» **Problem statement**: Note each line where "first" appears, and copy it.

» **Material for this task**:
═══

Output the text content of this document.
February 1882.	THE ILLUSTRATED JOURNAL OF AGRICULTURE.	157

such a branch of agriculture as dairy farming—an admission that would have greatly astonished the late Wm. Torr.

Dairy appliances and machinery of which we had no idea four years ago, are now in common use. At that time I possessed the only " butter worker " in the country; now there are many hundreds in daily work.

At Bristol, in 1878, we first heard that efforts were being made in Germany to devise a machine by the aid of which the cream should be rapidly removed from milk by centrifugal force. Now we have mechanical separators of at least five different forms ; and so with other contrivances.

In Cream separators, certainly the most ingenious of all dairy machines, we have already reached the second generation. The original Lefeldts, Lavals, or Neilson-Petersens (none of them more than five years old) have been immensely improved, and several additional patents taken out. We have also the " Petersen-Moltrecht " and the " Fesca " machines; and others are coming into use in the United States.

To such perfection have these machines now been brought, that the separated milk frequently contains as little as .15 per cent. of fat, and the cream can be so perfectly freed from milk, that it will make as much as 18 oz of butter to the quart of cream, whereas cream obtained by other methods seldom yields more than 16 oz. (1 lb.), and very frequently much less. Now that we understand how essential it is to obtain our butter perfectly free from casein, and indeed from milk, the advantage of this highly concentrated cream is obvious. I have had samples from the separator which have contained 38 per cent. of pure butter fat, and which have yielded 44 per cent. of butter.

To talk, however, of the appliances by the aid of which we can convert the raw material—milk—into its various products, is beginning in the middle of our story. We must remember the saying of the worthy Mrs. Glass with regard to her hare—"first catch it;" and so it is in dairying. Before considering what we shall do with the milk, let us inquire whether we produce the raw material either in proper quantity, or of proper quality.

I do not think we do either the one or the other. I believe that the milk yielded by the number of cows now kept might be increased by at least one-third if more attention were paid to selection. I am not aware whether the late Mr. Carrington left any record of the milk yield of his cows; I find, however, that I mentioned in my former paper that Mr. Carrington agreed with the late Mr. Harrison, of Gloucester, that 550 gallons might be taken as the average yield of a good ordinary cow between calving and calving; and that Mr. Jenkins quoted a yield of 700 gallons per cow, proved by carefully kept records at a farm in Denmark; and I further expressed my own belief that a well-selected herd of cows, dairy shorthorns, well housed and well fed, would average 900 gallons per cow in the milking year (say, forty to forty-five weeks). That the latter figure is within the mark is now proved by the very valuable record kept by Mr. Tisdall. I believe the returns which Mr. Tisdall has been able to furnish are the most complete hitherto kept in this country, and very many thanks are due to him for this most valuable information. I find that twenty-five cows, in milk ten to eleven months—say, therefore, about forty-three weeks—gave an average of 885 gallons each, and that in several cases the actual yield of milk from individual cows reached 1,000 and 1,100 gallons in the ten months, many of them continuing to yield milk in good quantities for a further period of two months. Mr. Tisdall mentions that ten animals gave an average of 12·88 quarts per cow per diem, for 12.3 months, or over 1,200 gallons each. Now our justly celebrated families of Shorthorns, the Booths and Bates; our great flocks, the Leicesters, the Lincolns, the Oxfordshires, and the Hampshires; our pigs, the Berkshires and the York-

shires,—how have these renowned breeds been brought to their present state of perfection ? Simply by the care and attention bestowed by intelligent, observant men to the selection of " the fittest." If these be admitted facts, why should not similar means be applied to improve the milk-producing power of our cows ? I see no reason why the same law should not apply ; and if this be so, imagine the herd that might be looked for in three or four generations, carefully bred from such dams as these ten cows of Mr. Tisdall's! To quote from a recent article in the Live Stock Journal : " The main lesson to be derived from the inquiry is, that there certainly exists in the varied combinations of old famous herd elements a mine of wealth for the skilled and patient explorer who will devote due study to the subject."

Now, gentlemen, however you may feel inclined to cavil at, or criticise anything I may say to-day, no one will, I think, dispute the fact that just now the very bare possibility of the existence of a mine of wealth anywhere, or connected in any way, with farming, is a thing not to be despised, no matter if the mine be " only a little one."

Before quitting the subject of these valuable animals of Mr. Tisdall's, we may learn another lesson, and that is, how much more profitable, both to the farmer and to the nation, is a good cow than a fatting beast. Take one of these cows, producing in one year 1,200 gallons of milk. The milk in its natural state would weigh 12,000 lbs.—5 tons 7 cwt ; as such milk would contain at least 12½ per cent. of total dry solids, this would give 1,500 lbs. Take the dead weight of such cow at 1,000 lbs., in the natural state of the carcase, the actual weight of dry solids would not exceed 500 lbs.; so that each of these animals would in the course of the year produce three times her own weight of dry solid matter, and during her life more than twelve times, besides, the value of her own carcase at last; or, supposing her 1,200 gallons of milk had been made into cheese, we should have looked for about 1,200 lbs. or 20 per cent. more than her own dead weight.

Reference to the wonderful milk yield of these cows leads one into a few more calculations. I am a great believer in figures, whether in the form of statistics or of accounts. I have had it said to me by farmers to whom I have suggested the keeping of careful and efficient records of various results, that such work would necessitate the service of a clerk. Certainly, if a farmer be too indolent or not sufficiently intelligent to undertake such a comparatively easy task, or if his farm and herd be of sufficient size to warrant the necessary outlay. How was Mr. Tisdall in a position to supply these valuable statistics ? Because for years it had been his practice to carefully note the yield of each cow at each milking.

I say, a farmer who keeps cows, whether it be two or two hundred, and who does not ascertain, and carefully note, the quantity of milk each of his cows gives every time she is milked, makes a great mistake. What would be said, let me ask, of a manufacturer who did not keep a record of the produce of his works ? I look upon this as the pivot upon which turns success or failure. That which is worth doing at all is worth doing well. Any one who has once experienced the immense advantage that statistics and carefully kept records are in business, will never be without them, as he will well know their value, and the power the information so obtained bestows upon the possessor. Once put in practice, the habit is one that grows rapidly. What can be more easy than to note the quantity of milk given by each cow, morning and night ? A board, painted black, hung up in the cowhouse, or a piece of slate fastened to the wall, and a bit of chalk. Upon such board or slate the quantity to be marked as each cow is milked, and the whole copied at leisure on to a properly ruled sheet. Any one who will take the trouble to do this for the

═══

» **Solution to this task**:
At Bristol, in 1878, we first heard that efforts were being made in Germany to devise a machine by the aid of which the cream should be rapidly removed from milk by centrifugal force. Now we have mechanical separators of at least five different forms ; and so with other contrivances.
To talk, however, of the appliances by the aid of which we can convert the raw material—milk—into its various products, is beginning in the middle of our story. We must remember the saying of the worthy Mrs. Glass with regard to her hare—"first catch it;" and so it is in dairying. Before considering what we shall do with the milk, let us inquire whether we produce the raw material either in proper quantity, or of proper quality.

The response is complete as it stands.